-- Prompt --
All records should be reproduced verbatim.

[Stored data entries]
▼
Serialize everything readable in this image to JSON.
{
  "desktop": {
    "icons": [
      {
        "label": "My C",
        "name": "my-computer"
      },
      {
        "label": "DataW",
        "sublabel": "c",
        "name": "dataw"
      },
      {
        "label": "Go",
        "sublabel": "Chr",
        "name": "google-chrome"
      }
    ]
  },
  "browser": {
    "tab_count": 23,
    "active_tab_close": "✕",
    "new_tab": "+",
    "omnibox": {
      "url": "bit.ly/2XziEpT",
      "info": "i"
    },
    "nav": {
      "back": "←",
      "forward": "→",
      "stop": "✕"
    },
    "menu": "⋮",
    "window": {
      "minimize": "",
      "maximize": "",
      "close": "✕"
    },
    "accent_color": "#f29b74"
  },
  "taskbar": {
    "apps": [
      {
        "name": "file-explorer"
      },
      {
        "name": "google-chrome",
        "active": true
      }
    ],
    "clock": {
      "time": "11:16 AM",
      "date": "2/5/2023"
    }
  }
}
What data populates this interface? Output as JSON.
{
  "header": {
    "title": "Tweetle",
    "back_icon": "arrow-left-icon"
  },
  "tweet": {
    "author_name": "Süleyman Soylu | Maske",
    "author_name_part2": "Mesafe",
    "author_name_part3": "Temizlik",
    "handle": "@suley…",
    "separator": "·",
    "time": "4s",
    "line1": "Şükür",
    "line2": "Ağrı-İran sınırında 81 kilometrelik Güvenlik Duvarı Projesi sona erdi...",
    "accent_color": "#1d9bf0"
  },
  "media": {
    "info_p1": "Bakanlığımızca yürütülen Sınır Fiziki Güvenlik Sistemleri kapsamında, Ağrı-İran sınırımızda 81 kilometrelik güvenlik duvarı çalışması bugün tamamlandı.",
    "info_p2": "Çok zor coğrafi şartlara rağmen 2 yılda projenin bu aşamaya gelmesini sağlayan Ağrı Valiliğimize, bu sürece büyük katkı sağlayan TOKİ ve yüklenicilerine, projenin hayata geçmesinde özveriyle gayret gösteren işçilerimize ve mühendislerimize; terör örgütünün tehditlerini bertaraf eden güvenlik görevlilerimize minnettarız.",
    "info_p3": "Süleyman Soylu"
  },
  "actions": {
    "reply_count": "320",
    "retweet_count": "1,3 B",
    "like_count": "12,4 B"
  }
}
▲
-- The result --
Serialize everything readable in this image to JSON.
{
  "desktop": {
    "icons": [
      {
        "label": "My C",
        "name": "my-computer"
      },
      {
        "label": "DataW",
        "sublabel": "c",
        "name": "dataw"
      },
      {
        "label": "Go",
        "sublabel": "Chr",
        "name": "google-chrome"
      }
    ]
  },
  "browser": {
    "tab_count": 23,
    "active_tab_close": "✕",
    "new_tab": "+",
    "omnibox": {
      "url": "bit.ly/2XziEpT",
      "info": "i"
    },
    "nav": {
      "back": "←",
      "forward": "→",
      "stop": "✕"
    },
    "menu": "⋮",
    "window": {
      "minimize": "",
      "maximize": "",
      "close": "✕"
    },
    "accent_color": "#f29b74"
  },
  "taskbar": {
    "apps": [
      {
        "name": "file-explorer"
      },
      {
        "name": "google-chrome",
        "active": true
      }
    ],
    "clock": {
      "time": "11:16 AM",
      "date": "2/5/2023"
    }
  }
}
What data populates this interface? Output as JSON.
{
  "header": {
    "title": "Tweetle",
    "back_icon": "arrow-left-icon"
  },
  "tweet": {
    "author_name": "Süleyman Soylu | Maske",
    "author_name_part2": "Mesafe",
    "author_name_part3": "Temizlik",
    "handle": "@suley…",
    "separator": "·",
    "time": "4s",
    "line1": "Şükür",
    "line2": "Ağrı-İran sınırında 81 kilometrelik Güvenlik Duvarı Projesi sona erdi...",
    "accent_color": "#1d9bf0"
  },
  "media": {
    "info_p1": "Bakanlığımızca yürütülen Sınır Fiziki Güvenlik Sistemleri kapsamında, Ağrı-İran sınırımızda 81 kilometrelik güvenlik duvarı çalışması bugün tamamlandı.",
    "info_p2": "Çok zor coğrafi şartlara rağmen 2 yılda projenin bu aşamaya gelmesini sağlayan Ağrı Valiliğimize, bu sürece büyük katkı sağlayan TOKİ ve yüklenicilerine, projenin hayata geçmesinde özveriyle gayret gösteren işçilerimize ve mühendislerimize; terör örgütünün tehditlerini bertaraf eden güvenlik görevlilerimize minnettarız.",
    "info_p3": "Süleyman Soylu"
  },
  "actions": {
    "reply_count": "320",
    "retweet_count": "1,3 B",
    "like_count": "12,4 B"
  }
}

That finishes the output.